GOAL: Reproduce all the lines exactly as they stand, apart from the pictures.

SUPPLIED RECORDS:
####
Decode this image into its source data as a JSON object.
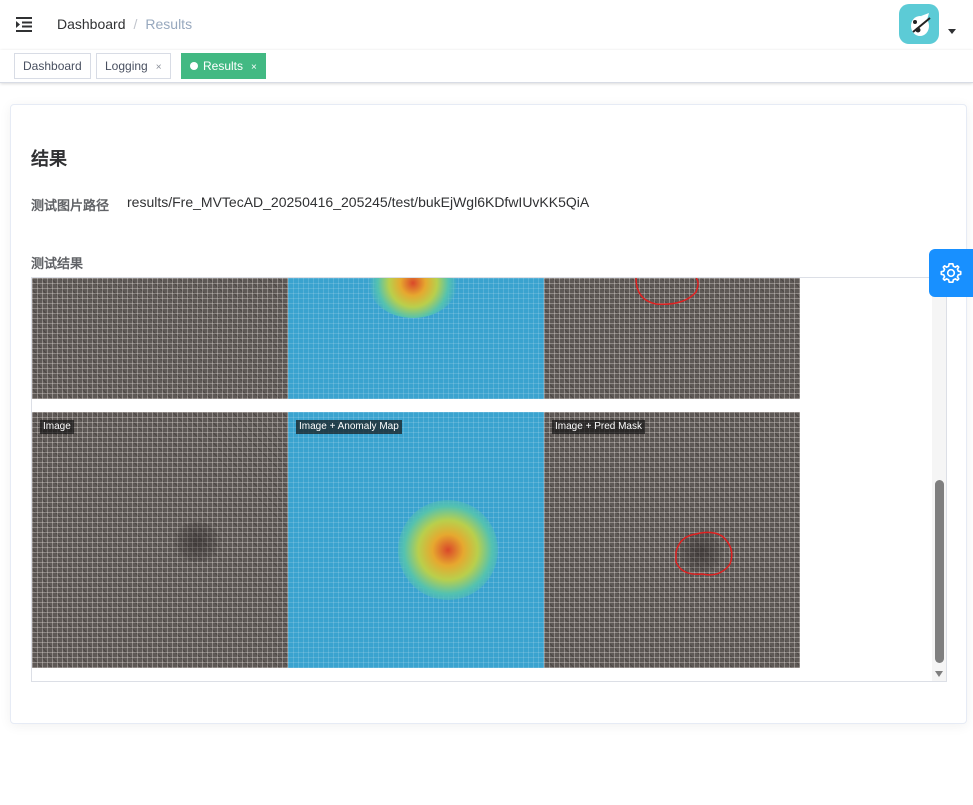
{
  "navbar": {
    "breadcrumb": {
      "home": "Dashboard",
      "separator": "/",
      "current": "Results"
    }
  },
  "tags": [
    {
      "label": "Dashboard",
      "close": ""
    },
    {
      "label": "Logging",
      "close": "×"
    },
    {
      "label": "Results",
      "close": "×",
      "active": true
    }
  ],
  "card": {
    "title": "结果",
    "path_label": "测试图片路径",
    "path_value": "results/Fre_MVTecAD_20250416_205245/test/bukEjWgl6KDfwIUvKK5QiA",
    "result_label": "测试结果"
  },
  "result_images": {
    "captions": [
      "Image",
      "Image + Anomaly Map",
      "Image + Pred Mask"
    ]
  },
  "colors": {
    "accent_tag": "#42b983",
    "settings_button": "#1890ff",
    "avatar_bg": "#5ccbd6",
    "mask_outline": "#e02020"
  },
  "icons": {
    "hamburger": "hamburger-icon",
    "settings": "gear-icon",
    "dropdown": "caret-down-icon"
  }
}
####
EXERCISE ANSWER:
Decode this image into its source data as a JSON object.
{
  "navbar": {
    "breadcrumb": {
      "home": "Dashboard",
      "separator": "/",
      "current": "Results"
    }
  },
  "tags": [
    {
      "label": "Dashboard",
      "close": ""
    },
    {
      "label": "Logging",
      "close": "×"
    },
    {
      "label": "Results",
      "close": "×",
      "active": true
    }
  ],
  "card": {
    "title": "结果",
    "path_label": "测试图片路径",
    "path_value": "results/Fre_MVTecAD_20250416_205245/test/bukEjWgl6KDfwIUvKK5QiA",
    "result_label": "测试结果"
  },
  "result_images": {
    "captions": [
      "Image",
      "Image + Anomaly Map",
      "Image + Pred Mask"
    ]
  },
  "colors": {
    "accent_tag": "#42b983",
    "settings_button": "#1890ff",
    "avatar_bg": "#5ccbd6",
    "mask_outline": "#e02020"
  },
  "icons": {
    "hamburger": "hamburger-icon",
    "settings": "gear-icon",
    "dropdown": "caret-down-icon"
  }
}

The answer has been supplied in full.